-- Task inputs start --

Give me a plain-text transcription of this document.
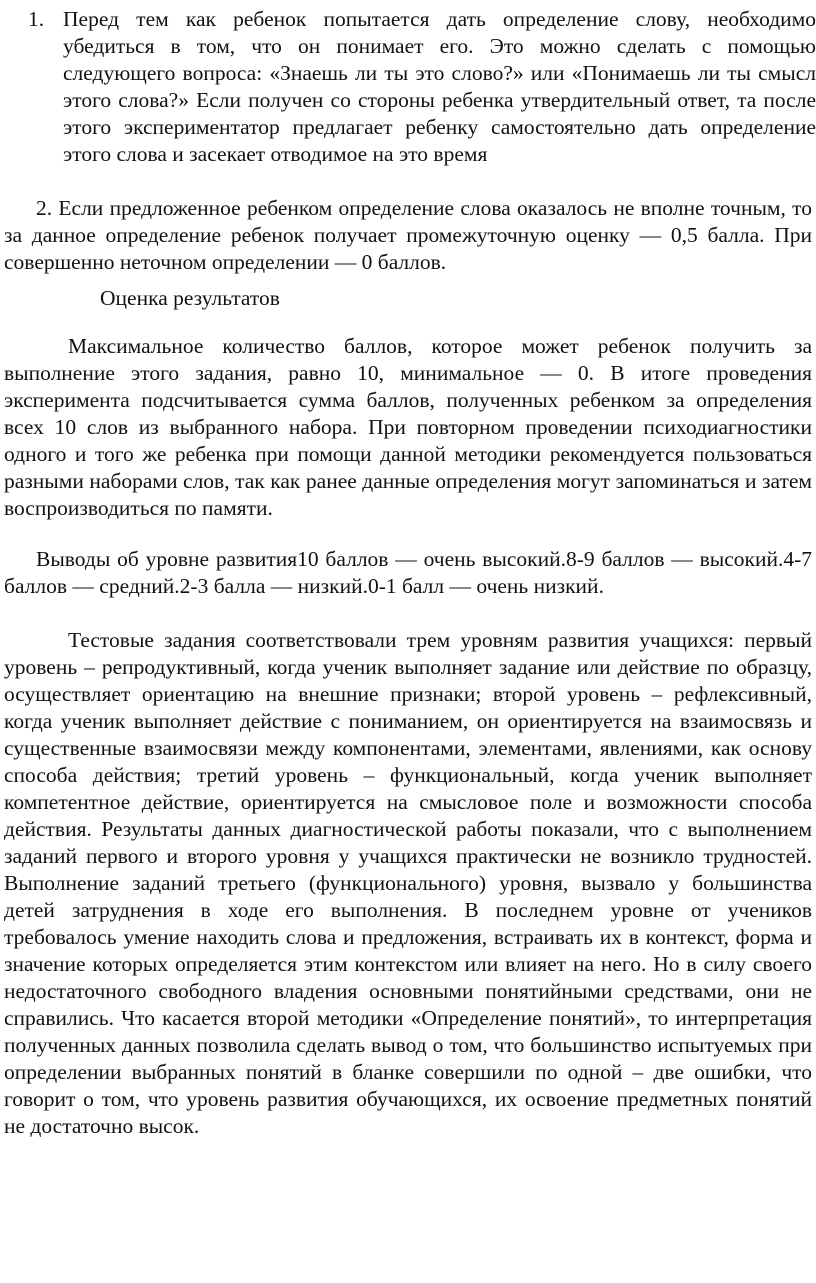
1. Перед тем как ребенок попытается дать определение слову, необходимо убедиться в том, что он понимает его. Это можно сделать с помощью следующего вопроса: «Знаешь ли ты это слово?» или «Понимаешь ли ты смысл этого слова?» Если получен со стороны ребенка утвердительный ответ, та после этого экспериментатор предлагает ребенку самостоятельно дать определение этого слова и засекает отводимое на это время

2. Если предложенное ребенком определение слова оказалось не вполне точным, то за данное определение ребенок получает промежуточную оценку — 0,5 балла. При совершенно неточном определении — 0 баллов.

Оценка результатов

Максимальное количество баллов, которое может ребенок получить за выполнение этого задания, равно 10, минимальное — 0. В итоге проведения эксперимента подсчитывается сумма баллов, полученных ребенком за определения всех 10 слов из выбранного набора. При повторном проведении психодиагностики одного и того же ребенка при помощи данной методики рекомендуется пользоваться разными наборами слов, так как ранее данные определения могут запоминаться и затем воспроизводиться по памяти.

Выводы об уровне развития10 баллов — очень высокий.8-9 баллов — высокий.4-7 баллов — средний.2-3 балла — низкий.0-1 балл — очень низкий.

Тестовые задания соответствовали трем уровням развития учащихся: первый уровень – репродуктивный, когда ученик выполняет задание или действие по образцу, осуществляет ориентацию на внешние признаки; второй уровень – рефлексивный, когда ученик выполняет действие с пониманием, он ориентируется на взаимосвязь и существенные взаимосвязи между компонентами, элементами, явлениями, как основу способа действия; третий уровень – функциональный, когда ученик выполняет компетентное действие, ориентируется на смысловое поле и возможности способа действия. Результаты данных диагностической работы показали, что с выполнением заданий первого и второго уровня у учащихся практически не возникло трудностей. Выполнение заданий третьего (функционального) уровня, вызвало у большинства детей затруднения в ходе его выполнения. В последнем уровне от учеников требовалось умение находить слова и предложения, встраивать их в контекст, форма и значение которых определяется этим контекстом или влияет на него. Но в силу своего недостаточного свободного владения основными понятийными средствами, они не справились. Что касается второй методики «Определение понятий», то интерпретация полученных данных позволила сделать вывод о том, что большинство испытуемых при определении выбранных понятий в бланке совершили по одной – две ошибки, что говорит о том, что уровень развития обучающихся, их освоение предметных понятий не достаточно высок.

-- Task inputs end --

What you are asked to do: Give the material again exactly as it is, but keep the pictures out.

Answer to this task:
Give me a plain-text transcription of this document.
1. Перед тем как ребенок попытается дать определение слову, необходимо убедиться в том, что он понимает его. Это можно сделать с помощью следующего вопроса: «Знаешь ли ты это слово?» или «Понимаешь ли ты смысл этого слова?» Если получен со стороны ребенка утвердительный ответ, та после этого экспериментатор предлагает ребенку самостоятельно дать определение этого слова и засекает отводимое на это время

2. Если предложенное ребенком определение слова оказалось не вполне точным, то за данное определение ребенок получает промежуточную оценку — 0,5 балла. При совершенно неточном определении — 0 баллов.

Оценка результатов

Максимальное количество баллов, которое может ребенок получить за выполнение этого задания, равно 10, минимальное — 0. В итоге проведения эксперимента подсчитывается сумма баллов, полученных ребенком за определения всех 10 слов из выбранного набора. При повторном проведении психодиагностики одного и того же ребенка при помощи данной методики рекомендуется пользоваться разными наборами слов, так как ранее данные определения могут запоминаться и затем воспроизводиться по памяти.

Выводы об уровне развития10 баллов — очень высокий.8-9 баллов — высокий.4-7 баллов — средний.2-3 балла — низкий.0-1 балл — очень низкий.

Тестовые задания соответствовали трем уровням развития учащихся: первый уровень – репродуктивный, когда ученик выполняет задание или действие по образцу, осуществляет ориентацию на внешние признаки; второй уровень – рефлексивный, когда ученик выполняет действие с пониманием, он ориентируется на взаимосвязь и существенные взаимосвязи между компонентами, элементами, явлениями, как основу способа действия; третий уровень – функциональный, когда ученик выполняет компетентное действие, ориентируется на смысловое поле и возможности способа действия. Результаты данных диагностической работы показали, что с выполнением заданий первого и второго уровня у учащихся практически не возникло трудностей. Выполнение заданий третьего (функционального) уровня, вызвало у большинства детей затруднения в ходе его выполнения. В последнем уровне от учеников требовалось умение находить слова и предложения, встраивать их в контекст, форма и значение которых определяется этим контекстом или влияет на него. Но в силу своего недостаточного свободного владения основными понятийными средствами, они не справились. Что касается второй методики «Определение понятий», то интерпретация полученных данных позволила сделать вывод о том, что большинство испытуемых при определении выбранных понятий в бланке совершили по одной – две ошибки, что говорит о том, что уровень развития обучающихся, их освоение предметных понятий не достаточно высок.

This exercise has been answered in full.